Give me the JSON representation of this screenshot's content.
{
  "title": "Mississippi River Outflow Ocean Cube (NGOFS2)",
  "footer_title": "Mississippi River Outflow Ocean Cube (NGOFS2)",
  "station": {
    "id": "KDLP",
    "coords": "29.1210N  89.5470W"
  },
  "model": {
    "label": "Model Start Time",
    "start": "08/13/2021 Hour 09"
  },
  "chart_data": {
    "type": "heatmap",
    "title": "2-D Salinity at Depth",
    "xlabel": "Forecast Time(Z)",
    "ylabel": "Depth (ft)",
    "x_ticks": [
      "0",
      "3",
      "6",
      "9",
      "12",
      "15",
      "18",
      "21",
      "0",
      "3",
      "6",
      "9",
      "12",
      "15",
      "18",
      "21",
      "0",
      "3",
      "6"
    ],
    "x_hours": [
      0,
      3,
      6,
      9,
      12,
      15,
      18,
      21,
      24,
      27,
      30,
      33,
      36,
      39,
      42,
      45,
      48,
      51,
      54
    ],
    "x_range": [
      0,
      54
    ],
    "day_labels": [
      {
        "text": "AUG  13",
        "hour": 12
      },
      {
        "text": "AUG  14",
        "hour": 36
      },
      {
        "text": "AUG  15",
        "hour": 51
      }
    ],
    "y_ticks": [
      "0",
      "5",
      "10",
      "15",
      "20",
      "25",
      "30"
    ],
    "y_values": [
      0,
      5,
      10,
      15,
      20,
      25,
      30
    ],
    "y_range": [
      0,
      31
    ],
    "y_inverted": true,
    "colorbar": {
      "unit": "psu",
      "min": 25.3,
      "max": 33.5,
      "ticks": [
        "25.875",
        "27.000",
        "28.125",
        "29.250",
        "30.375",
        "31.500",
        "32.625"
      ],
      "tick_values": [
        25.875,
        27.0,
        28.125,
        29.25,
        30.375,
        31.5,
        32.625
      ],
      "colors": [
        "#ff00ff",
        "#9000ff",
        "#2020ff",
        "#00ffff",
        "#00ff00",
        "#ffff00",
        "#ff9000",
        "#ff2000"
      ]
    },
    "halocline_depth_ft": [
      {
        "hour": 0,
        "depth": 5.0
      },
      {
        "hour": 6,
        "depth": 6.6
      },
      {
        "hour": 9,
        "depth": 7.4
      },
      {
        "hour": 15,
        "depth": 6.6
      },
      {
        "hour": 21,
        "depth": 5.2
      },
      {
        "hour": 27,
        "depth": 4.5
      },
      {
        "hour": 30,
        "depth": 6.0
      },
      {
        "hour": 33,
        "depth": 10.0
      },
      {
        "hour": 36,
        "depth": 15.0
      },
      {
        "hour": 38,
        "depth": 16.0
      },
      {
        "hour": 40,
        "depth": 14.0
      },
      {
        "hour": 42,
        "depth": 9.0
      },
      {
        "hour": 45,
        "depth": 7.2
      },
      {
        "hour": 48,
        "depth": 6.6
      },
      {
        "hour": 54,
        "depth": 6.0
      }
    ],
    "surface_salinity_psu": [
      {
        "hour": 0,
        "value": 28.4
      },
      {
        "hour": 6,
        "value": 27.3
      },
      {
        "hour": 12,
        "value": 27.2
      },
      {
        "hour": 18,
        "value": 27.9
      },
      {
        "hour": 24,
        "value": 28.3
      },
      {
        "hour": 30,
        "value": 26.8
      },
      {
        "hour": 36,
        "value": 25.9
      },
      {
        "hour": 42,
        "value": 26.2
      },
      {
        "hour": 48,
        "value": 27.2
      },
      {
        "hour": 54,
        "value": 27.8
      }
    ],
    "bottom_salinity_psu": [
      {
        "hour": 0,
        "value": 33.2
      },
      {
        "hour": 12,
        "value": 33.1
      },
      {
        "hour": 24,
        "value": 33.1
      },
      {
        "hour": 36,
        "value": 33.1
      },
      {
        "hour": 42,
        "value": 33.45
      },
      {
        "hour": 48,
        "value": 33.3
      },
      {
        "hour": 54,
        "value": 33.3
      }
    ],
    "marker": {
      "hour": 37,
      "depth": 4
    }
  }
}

########################################

Recopy the entries above exactly, with every line included.

Answer:
Give me the JSON representation of this screenshot's content.
{
  "title": "Mississippi River Outflow Ocean Cube (NGOFS2)",
  "footer_title": "Mississippi River Outflow Ocean Cube (NGOFS2)",
  "station": {
    "id": "KDLP",
    "coords": "29.1210N  89.5470W"
  },
  "model": {
    "label": "Model Start Time",
    "start": "08/13/2021 Hour 09"
  },
  "chart_data": {
    "type": "heatmap",
    "title": "2-D Salinity at Depth",
    "xlabel": "Forecast Time(Z)",
    "ylabel": "Depth (ft)",
    "x_ticks": [
      "0",
      "3",
      "6",
      "9",
      "12",
      "15",
      "18",
      "21",
      "0",
      "3",
      "6",
      "9",
      "12",
      "15",
      "18",
      "21",
      "0",
      "3",
      "6"
    ],
    "x_hours": [
      0,
      3,
      6,
      9,
      12,
      15,
      18,
      21,
      24,
      27,
      30,
      33,
      36,
      39,
      42,
      45,
      48,
      51,
      54
    ],
    "x_range": [
      0,
      54
    ],
    "day_labels": [
      {
        "text": "AUG  13",
        "hour": 12
      },
      {
        "text": "AUG  14",
        "hour": 36
      },
      {
        "text": "AUG  15",
        "hour": 51
      }
    ],
    "y_ticks": [
      "0",
      "5",
      "10",
      "15",
      "20",
      "25",
      "30"
    ],
    "y_values": [
      0,
      5,
      10,
      15,
      20,
      25,
      30
    ],
    "y_range": [
      0,
      31
    ],
    "y_inverted": true,
    "colorbar": {
      "unit": "psu",
      "min": 25.3,
      "max": 33.5,
      "ticks": [
        "25.875",
        "27.000",
        "28.125",
        "29.250",
        "30.375",
        "31.500",
        "32.625"
      ],
      "tick_values": [
        25.875,
        27.0,
        28.125,
        29.25,
        30.375,
        31.5,
        32.625
      ],
      "colors": [
        "#ff00ff",
        "#9000ff",
        "#2020ff",
        "#00ffff",
        "#00ff00",
        "#ffff00",
        "#ff9000",
        "#ff2000"
      ]
    },
    "halocline_depth_ft": [
      {
        "hour": 0,
        "depth": 5.0
      },
      {
        "hour": 6,
        "depth": 6.6
      },
      {
        "hour": 9,
        "depth": 7.4
      },
      {
        "hour": 15,
        "depth": 6.6
      },
      {
        "hour": 21,
        "depth": 5.2
      },
      {
        "hour": 27,
        "depth": 4.5
      },
      {
        "hour": 30,
        "depth": 6.0
      },
      {
        "hour": 33,
        "depth": 10.0
      },
      {
        "hour": 36,
        "depth": 15.0
      },
      {
        "hour": 38,
        "depth": 16.0
      },
      {
        "hour": 40,
        "depth": 14.0
      },
      {
        "hour": 42,
        "depth": 9.0
      },
      {
        "hour": 45,
        "depth": 7.2
      },
      {
        "hour": 48,
        "depth": 6.6
      },
      {
        "hour": 54,
        "depth": 6.0
      }
    ],
    "surface_salinity_psu": [
      {
        "hour": 0,
        "value": 28.4
      },
      {
        "hour": 6,
        "value": 27.3
      },
      {
        "hour": 12,
        "value": 27.2
      },
      {
        "hour": 18,
        "value": 27.9
      },
      {
        "hour": 24,
        "value": 28.3
      },
      {
        "hour": 30,
        "value": 26.8
      },
      {
        "hour": 36,
        "value": 25.9
      },
      {
        "hour": 42,
        "value": 26.2
      },
      {
        "hour": 48,
        "value": 27.2
      },
      {
        "hour": 54,
        "value": 27.8
      }
    ],
    "bottom_salinity_psu": [
      {
        "hour": 0,
        "value": 33.2
      },
      {
        "hour": 12,
        "value": 33.1
      },
      {
        "hour": 24,
        "value": 33.1
      },
      {
        "hour": 36,
        "value": 33.1
      },
      {
        "hour": 42,
        "value": 33.45
      },
      {
        "hour": 48,
        "value": 33.3
      },
      {
        "hour": 54,
        "value": 33.3
      }
    ],
    "marker": {
      "hour": 37,
      "depth": 4
    }
  }
}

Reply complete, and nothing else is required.